_What is asked_
Write out the records beneath this line exactly as they appear, minus any images.

-------

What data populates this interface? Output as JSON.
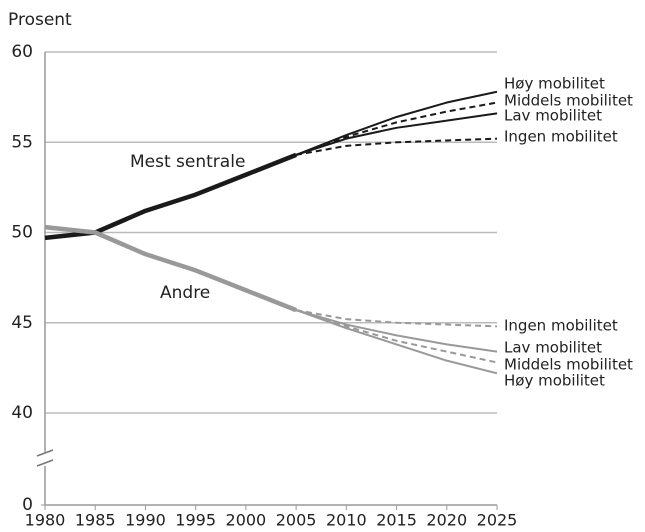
{
  "chart_data": {
    "type": "line",
    "y_label": "Prosent",
    "x": [
      1980,
      1985,
      1990,
      1995,
      2000,
      2005,
      2010,
      2015,
      2020,
      2025
    ],
    "xlim": [
      1980,
      2025
    ],
    "xticks": [
      1980,
      1985,
      1990,
      1995,
      2000,
      2005,
      2010,
      2015,
      2020,
      2025
    ],
    "ylim": [
      0,
      60
    ],
    "yticks": [
      0,
      40,
      45,
      50,
      55,
      60
    ],
    "axis_break": true,
    "grid": true,
    "annotations": [
      {
        "text": "Mest sentrale"
      },
      {
        "text": "Andre"
      }
    ],
    "series": [
      {
        "name": "Mest sentrale",
        "color": "#1a1a1a",
        "style": "thick",
        "values": [
          49.7,
          50.0,
          51.2,
          52.1,
          53.2,
          54.3,
          null,
          null,
          null,
          null
        ]
      },
      {
        "name": "Høy mobilitet",
        "color": "#1a1a1a",
        "style": "solid",
        "values": [
          null,
          null,
          null,
          null,
          null,
          54.3,
          55.4,
          56.4,
          57.2,
          57.8
        ]
      },
      {
        "name": "Middels mobilitet",
        "color": "#1a1a1a",
        "style": "dashed",
        "values": [
          null,
          null,
          null,
          null,
          null,
          54.3,
          55.3,
          56.1,
          56.7,
          57.2
        ]
      },
      {
        "name": "Lav mobilitet",
        "color": "#1a1a1a",
        "style": "solid",
        "values": [
          null,
          null,
          null,
          null,
          null,
          54.3,
          55.2,
          55.8,
          56.2,
          56.6
        ]
      },
      {
        "name": "Ingen mobilitet",
        "color": "#1a1a1a",
        "style": "dashed",
        "values": [
          null,
          null,
          null,
          null,
          null,
          54.3,
          54.8,
          55.0,
          55.1,
          55.2
        ]
      },
      {
        "name": "Andre",
        "color": "#999999",
        "style": "thick",
        "values": [
          50.3,
          50.0,
          48.8,
          47.9,
          46.8,
          45.7,
          null,
          null,
          null,
          null
        ]
      },
      {
        "name": "Ingen mobilitet",
        "color": "#999999",
        "style": "dashed",
        "values": [
          null,
          null,
          null,
          null,
          null,
          45.7,
          45.2,
          45.0,
          44.9,
          44.8
        ]
      },
      {
        "name": "Lav mobilitet",
        "color": "#999999",
        "style": "solid",
        "values": [
          null,
          null,
          null,
          null,
          null,
          45.7,
          44.9,
          44.3,
          43.8,
          43.4
        ]
      },
      {
        "name": "Middels mobilitet",
        "color": "#999999",
        "style": "dashed",
        "values": [
          null,
          null,
          null,
          null,
          null,
          45.7,
          44.8,
          44.0,
          43.4,
          42.8
        ]
      },
      {
        "name": "Høy mobilitet",
        "color": "#999999",
        "style": "solid",
        "values": [
          null,
          null,
          null,
          null,
          null,
          45.7,
          44.7,
          43.8,
          42.9,
          42.2
        ]
      }
    ]
  }
}
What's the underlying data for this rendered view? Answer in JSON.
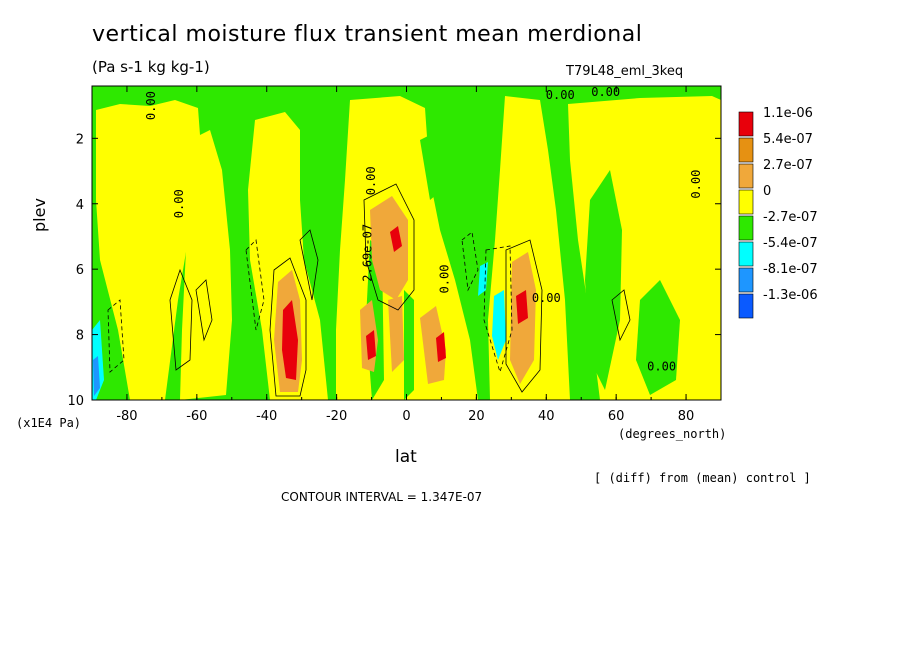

-------

_Reply_
What data populates this interface? Output as JSON.
{
  "chart_data": {
    "type": "line",
    "y_label": "Prosent",
    "x": [
      1980,
      1985,
      1990,
      1995,
      2000,
      2005,
      2010,
      2015,
      2020,
      2025
    ],
    "xlim": [
      1980,
      2025
    ],
    "xticks": [
      1980,
      1985,
      1990,
      1995,
      2000,
      2005,
      2010,
      2015,
      2020,
      2025
    ],
    "ylim": [
      0,
      60
    ],
    "yticks": [
      0,
      40,
      45,
      50,
      55,
      60
    ],
    "axis_break": true,
    "grid": true,
    "annotations": [
      {
        "text": "Mest sentrale"
      },
      {
        "text": "Andre"
      }
    ],
    "series": [
      {
        "name": "Mest sentrale",
        "color": "#1a1a1a",
        "style": "thick",
        "values": [
          49.7,
          50.0,
          51.2,
          52.1,
          53.2,
          54.3,
          null,
          null,
          null,
          null
        ]
      },
      {
        "name": "Høy mobilitet",
        "color": "#1a1a1a",
        "style": "solid",
        "values": [
          null,
          null,
          null,
          null,
          null,
          54.3,
          55.4,
          56.4,
          57.2,
          57.8
        ]
      },
      {
        "name": "Middels mobilitet",
        "color": "#1a1a1a",
        "style": "dashed",
        "values": [
          null,
          null,
          null,
          null,
          null,
          54.3,
          55.3,
          56.1,
          56.7,
          57.2
        ]
      },
      {
        "name": "Lav mobilitet",
        "color": "#1a1a1a",
        "style": "solid",
        "values": [
          null,
          null,
          null,
          null,
          null,
          54.3,
          55.2,
          55.8,
          56.2,
          56.6
        ]
      },
      {
        "name": "Ingen mobilitet",
        "color": "#1a1a1a",
        "style": "dashed",
        "values": [
          null,
          null,
          null,
          null,
          null,
          54.3,
          54.8,
          55.0,
          55.1,
          55.2
        ]
      },
      {
        "name": "Andre",
        "color": "#999999",
        "style": "thick",
        "values": [
          50.3,
          50.0,
          48.8,
          47.9,
          46.8,
          45.7,
          null,
          null,
          null,
          null
        ]
      },
      {
        "name": "Ingen mobilitet",
        "color": "#999999",
        "style": "dashed",
        "values": [
          null,
          null,
          null,
          null,
          null,
          45.7,
          45.2,
          45.0,
          44.9,
          44.8
        ]
      },
      {
        "name": "Lav mobilitet",
        "color": "#999999",
        "style": "solid",
        "values": [
          null,
          null,
          null,
          null,
          null,
          45.7,
          44.9,
          44.3,
          43.8,
          43.4
        ]
      },
      {
        "name": "Middels mobilitet",
        "color": "#999999",
        "style": "dashed",
        "values": [
          null,
          null,
          null,
          null,
          null,
          45.7,
          44.8,
          44.0,
          43.4,
          42.8
        ]
      },
      {
        "name": "Høy mobilitet",
        "color": "#999999",
        "style": "solid",
        "values": [
          null,
          null,
          null,
          null,
          null,
          45.7,
          44.7,
          43.8,
          42.9,
          42.2
        ]
      }
    ]
  }
}
What's the underlying data for this rendered view? Answer in JSON.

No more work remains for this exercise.